- A run of records -
-- Begin --

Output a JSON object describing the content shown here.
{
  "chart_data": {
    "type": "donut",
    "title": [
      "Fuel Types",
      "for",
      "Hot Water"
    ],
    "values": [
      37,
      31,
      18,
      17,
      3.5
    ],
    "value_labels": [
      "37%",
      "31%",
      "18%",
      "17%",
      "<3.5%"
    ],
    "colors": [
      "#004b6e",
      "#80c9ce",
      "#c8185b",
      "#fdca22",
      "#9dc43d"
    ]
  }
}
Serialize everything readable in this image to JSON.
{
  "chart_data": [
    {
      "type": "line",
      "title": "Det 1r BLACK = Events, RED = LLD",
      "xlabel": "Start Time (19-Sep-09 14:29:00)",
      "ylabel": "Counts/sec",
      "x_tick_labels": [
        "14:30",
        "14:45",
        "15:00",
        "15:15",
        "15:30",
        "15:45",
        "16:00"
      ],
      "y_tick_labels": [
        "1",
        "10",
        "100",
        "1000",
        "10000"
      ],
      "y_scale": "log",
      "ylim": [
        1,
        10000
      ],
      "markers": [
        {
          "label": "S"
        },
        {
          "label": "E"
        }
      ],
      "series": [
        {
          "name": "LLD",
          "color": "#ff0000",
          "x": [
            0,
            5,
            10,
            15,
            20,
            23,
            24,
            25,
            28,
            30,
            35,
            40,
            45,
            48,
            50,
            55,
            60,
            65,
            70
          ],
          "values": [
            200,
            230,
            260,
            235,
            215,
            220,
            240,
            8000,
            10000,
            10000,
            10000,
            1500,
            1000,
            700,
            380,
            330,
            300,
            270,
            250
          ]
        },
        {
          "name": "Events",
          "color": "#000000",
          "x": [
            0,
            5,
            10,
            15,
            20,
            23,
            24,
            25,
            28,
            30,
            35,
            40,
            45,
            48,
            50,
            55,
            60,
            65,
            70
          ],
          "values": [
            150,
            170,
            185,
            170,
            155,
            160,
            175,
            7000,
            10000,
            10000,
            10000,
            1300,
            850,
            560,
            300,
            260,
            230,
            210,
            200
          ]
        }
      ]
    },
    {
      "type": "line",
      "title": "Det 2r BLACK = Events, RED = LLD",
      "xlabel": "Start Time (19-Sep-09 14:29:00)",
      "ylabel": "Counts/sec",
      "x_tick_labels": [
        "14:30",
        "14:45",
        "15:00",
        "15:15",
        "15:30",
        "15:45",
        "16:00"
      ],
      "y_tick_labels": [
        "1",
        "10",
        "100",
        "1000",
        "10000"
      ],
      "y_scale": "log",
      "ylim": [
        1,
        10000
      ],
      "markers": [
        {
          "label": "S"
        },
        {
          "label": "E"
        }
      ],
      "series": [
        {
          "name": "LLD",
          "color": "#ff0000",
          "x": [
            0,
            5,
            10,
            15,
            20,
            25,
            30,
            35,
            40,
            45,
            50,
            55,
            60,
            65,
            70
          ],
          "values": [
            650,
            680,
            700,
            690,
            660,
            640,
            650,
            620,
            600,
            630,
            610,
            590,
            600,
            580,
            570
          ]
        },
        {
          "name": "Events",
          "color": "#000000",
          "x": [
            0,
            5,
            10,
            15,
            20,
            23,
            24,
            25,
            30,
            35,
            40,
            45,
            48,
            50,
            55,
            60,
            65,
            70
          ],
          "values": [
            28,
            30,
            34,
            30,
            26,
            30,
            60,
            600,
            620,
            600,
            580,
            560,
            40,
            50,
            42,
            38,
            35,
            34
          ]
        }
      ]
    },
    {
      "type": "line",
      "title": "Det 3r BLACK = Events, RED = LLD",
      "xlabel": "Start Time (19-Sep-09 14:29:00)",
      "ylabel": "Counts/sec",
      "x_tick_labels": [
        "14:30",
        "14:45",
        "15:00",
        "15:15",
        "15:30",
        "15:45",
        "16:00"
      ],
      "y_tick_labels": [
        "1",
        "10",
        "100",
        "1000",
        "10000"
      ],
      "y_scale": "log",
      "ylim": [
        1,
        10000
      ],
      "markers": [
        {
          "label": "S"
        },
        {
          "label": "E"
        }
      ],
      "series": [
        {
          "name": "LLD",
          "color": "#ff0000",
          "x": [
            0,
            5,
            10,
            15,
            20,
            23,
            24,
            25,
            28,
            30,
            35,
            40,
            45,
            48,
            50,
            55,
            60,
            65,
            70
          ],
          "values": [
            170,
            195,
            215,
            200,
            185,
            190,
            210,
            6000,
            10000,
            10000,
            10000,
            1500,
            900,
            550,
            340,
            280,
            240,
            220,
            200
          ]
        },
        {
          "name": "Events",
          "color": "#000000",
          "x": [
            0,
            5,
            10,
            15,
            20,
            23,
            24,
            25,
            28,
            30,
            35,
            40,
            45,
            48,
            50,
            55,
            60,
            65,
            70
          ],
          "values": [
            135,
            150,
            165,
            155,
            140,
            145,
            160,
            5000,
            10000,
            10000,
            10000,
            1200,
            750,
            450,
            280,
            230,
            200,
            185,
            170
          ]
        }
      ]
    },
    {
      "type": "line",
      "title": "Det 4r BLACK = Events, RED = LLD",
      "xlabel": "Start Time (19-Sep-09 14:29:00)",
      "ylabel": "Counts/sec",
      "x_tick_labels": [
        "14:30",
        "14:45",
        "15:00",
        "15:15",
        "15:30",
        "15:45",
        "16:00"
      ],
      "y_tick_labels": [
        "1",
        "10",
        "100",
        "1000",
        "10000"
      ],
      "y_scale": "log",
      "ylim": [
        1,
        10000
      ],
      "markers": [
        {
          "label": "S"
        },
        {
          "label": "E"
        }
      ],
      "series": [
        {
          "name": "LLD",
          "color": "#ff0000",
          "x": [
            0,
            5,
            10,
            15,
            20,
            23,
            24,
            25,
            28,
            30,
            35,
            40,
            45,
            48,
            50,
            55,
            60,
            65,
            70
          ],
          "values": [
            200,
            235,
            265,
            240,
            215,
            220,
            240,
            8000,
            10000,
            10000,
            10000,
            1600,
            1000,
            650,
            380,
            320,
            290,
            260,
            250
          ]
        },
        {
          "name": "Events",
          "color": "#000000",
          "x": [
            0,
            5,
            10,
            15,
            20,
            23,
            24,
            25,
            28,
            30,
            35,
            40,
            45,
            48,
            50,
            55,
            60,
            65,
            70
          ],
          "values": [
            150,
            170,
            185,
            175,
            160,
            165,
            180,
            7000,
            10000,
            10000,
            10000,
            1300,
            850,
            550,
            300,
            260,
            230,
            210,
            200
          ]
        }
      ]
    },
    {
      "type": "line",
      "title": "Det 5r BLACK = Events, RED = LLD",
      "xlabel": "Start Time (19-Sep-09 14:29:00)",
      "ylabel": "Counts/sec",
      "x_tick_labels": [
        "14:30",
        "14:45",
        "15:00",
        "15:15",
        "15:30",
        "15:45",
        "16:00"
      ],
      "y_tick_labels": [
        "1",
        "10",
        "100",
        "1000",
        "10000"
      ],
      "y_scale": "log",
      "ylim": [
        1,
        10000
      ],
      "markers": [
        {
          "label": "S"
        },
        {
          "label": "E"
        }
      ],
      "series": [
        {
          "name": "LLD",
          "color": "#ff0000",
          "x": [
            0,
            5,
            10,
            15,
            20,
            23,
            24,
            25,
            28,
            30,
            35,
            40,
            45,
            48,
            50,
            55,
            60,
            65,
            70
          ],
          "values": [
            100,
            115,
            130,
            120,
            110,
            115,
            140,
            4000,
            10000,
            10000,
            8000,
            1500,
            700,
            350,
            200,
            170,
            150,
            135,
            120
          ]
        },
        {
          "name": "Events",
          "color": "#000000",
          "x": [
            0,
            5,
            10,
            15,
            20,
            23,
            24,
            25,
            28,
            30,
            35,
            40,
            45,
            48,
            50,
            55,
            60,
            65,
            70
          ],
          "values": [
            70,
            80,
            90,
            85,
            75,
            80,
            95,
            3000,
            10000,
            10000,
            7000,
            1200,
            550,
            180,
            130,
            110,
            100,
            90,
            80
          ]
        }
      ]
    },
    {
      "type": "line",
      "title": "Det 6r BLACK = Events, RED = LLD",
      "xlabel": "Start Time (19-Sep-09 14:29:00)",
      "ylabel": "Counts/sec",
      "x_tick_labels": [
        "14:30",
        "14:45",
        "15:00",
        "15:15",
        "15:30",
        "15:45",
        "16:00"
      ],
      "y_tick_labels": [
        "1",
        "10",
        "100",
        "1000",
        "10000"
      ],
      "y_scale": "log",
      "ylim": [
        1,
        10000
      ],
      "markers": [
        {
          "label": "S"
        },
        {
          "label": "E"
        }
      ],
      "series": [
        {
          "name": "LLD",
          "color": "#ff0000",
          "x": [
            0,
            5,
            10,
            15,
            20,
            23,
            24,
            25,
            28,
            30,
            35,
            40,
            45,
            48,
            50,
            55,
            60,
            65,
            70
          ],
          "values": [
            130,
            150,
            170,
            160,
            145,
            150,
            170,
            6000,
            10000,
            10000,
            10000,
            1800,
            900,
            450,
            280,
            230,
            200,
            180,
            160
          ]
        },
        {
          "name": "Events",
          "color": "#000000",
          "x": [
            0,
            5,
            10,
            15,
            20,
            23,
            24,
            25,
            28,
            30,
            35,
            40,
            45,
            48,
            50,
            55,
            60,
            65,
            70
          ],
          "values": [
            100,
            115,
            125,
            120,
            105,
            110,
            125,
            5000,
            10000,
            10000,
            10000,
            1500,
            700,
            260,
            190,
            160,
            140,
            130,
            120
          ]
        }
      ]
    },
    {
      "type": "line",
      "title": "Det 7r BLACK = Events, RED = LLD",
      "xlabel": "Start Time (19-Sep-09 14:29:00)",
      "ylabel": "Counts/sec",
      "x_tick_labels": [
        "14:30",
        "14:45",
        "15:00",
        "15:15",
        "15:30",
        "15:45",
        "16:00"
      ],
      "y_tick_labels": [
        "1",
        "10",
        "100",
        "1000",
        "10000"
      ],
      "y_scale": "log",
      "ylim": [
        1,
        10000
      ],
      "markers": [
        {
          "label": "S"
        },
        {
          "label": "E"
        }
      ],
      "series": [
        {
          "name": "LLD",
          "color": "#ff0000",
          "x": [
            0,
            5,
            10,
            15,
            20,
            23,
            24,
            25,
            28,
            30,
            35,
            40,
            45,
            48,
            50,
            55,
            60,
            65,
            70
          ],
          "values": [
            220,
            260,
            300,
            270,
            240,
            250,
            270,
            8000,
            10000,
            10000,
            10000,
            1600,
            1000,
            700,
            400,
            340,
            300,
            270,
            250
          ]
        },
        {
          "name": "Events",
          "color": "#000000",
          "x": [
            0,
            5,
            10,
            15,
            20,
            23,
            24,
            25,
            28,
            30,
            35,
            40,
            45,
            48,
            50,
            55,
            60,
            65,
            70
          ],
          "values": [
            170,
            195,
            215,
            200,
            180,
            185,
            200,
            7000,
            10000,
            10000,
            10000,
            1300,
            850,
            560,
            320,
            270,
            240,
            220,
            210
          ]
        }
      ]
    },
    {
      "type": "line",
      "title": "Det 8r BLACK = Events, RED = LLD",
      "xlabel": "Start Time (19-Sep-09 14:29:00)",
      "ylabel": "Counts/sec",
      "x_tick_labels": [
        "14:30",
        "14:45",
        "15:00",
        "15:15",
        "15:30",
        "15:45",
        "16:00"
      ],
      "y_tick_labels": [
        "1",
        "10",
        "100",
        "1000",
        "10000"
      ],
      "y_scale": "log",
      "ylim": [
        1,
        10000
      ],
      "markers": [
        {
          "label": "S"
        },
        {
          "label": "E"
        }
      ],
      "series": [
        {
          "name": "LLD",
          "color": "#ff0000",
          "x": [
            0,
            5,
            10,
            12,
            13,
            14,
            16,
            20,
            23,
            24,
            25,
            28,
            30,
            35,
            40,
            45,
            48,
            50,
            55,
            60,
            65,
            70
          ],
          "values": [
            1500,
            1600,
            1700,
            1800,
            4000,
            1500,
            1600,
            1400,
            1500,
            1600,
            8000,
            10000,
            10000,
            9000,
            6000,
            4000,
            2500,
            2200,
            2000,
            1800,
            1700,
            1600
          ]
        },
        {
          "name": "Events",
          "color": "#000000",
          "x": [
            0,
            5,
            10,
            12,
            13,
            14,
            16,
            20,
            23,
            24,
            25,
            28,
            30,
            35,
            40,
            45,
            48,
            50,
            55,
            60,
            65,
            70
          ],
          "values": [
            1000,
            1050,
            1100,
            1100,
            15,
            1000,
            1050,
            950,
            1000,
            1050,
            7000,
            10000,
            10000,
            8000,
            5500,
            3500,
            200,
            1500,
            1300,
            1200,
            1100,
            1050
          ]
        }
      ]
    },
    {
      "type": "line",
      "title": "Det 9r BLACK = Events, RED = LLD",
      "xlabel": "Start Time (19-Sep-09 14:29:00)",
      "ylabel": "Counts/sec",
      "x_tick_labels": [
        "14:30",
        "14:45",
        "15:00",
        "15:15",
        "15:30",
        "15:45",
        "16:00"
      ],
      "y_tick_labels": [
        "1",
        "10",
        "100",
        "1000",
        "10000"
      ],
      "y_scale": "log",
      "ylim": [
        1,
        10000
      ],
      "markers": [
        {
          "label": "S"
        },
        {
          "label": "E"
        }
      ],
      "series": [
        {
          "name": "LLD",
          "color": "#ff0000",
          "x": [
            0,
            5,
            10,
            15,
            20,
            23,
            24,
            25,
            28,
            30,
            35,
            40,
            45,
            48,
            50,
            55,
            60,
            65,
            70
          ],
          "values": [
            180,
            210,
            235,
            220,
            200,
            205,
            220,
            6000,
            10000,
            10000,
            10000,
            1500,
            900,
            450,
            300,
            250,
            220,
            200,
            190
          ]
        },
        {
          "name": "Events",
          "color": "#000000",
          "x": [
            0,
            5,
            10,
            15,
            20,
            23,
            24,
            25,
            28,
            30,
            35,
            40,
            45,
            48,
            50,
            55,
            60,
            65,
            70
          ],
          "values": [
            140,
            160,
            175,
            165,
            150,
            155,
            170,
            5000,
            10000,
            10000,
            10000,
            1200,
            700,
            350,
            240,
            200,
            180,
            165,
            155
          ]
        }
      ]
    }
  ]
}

-- End --

List the lines of the material in which the word "title" occurs.

    "title": [
      "title": "Det 1r BLACK = Events, RED = LLD",
      "title": "Det 2r BLACK = Events, RED = LLD",
      "title": "Det 3r BLACK = Events, RED = LLD",
      "title": "Det 4r BLACK = Events, RED = LLD",
      "title": "Det 5r BLACK = Events, RED = LLD",
      "title": "Det 6r BLACK = Events, RED = LLD",
      "title": "Det 7r BLACK = Events, RED = LLD",
      "title": "Det 8r BLACK = Events, RED = LLD",
      "title": "Det 9r BLACK = Events, RED = LLD",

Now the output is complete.